## start Entries supplied

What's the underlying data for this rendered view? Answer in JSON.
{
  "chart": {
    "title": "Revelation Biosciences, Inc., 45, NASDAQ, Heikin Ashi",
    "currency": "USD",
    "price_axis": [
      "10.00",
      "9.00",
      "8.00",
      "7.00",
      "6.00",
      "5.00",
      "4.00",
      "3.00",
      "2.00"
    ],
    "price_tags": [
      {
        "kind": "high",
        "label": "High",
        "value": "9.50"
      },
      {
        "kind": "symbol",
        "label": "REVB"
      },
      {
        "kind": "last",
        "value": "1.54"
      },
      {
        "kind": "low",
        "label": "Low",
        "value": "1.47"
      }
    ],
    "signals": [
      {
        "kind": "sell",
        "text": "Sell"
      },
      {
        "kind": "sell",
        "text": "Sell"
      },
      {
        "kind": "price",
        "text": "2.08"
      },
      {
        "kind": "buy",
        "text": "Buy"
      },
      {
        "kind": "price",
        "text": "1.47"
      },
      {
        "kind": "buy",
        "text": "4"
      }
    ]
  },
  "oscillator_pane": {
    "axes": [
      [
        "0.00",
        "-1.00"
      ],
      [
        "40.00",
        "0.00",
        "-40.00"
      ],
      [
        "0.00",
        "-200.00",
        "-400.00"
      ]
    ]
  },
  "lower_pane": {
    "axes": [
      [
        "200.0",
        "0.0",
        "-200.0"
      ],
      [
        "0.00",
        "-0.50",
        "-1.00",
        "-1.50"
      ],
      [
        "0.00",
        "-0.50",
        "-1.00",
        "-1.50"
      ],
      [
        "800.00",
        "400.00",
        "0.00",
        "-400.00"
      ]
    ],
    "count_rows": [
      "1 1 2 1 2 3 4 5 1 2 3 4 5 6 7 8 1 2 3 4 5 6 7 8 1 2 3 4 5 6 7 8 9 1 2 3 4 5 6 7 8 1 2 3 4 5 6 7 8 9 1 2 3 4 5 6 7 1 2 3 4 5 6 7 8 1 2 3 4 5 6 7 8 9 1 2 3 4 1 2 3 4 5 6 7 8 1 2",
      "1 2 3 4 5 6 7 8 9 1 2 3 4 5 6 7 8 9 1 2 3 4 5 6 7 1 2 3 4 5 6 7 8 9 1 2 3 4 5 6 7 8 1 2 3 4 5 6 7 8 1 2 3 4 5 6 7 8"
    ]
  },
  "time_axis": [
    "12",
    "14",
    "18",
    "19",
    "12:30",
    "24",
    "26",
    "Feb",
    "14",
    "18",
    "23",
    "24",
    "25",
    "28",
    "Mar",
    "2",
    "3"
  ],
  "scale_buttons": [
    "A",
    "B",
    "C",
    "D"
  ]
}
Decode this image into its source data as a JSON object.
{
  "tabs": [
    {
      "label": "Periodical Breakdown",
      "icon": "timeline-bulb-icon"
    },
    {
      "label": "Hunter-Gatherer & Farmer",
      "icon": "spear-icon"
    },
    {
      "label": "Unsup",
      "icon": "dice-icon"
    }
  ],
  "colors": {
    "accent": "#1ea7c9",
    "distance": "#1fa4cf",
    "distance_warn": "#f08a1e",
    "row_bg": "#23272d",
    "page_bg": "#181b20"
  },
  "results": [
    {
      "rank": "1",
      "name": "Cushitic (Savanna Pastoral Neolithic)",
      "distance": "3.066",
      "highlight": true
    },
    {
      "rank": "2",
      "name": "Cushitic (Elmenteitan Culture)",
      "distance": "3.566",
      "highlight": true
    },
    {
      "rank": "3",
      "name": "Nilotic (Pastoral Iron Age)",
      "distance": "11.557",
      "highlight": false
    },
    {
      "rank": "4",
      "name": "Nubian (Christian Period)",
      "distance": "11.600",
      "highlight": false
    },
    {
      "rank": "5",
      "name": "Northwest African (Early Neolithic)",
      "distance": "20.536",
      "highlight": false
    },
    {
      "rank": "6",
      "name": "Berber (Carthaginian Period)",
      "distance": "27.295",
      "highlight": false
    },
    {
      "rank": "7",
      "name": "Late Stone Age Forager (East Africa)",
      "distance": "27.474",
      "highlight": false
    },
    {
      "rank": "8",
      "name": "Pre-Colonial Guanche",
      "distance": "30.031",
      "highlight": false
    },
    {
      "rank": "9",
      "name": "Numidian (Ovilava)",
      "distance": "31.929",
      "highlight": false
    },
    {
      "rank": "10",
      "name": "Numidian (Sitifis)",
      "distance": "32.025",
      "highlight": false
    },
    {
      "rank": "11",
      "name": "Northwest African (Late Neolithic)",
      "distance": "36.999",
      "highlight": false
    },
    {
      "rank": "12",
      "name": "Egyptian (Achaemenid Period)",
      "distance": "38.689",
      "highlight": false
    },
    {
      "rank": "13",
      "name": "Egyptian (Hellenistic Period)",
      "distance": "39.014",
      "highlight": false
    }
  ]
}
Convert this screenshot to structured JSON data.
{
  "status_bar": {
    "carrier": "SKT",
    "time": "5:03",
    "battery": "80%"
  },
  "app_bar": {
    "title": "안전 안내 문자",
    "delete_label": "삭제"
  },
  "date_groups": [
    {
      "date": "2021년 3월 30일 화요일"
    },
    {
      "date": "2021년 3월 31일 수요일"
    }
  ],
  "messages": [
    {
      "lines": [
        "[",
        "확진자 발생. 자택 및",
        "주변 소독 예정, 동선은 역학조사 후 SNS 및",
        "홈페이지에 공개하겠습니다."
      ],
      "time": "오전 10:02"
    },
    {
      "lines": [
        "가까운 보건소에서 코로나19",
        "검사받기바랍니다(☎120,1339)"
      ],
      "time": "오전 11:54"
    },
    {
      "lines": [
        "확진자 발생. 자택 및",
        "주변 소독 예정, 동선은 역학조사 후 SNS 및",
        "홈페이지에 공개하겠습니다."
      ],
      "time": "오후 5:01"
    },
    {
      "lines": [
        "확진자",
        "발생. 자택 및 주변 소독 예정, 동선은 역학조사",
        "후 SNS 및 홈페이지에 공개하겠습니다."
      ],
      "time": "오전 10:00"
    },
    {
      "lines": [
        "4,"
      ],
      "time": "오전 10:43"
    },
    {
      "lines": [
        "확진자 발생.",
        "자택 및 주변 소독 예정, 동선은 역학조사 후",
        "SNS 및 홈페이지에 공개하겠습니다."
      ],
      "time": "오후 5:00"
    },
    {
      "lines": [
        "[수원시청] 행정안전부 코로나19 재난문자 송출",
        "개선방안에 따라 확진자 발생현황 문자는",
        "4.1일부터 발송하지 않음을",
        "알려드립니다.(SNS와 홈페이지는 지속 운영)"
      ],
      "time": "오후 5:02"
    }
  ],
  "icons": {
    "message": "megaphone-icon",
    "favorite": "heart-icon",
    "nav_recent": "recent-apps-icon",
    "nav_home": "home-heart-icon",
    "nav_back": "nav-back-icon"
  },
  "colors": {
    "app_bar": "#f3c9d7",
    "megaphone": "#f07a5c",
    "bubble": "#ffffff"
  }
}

## end Entries supplied

# Instructions for the task:
Search the entries for the word "heart", then list each line that holds it.

# Worked solution:
    "favorite": "heart-icon",
    "nav_home": "home-heart-icon",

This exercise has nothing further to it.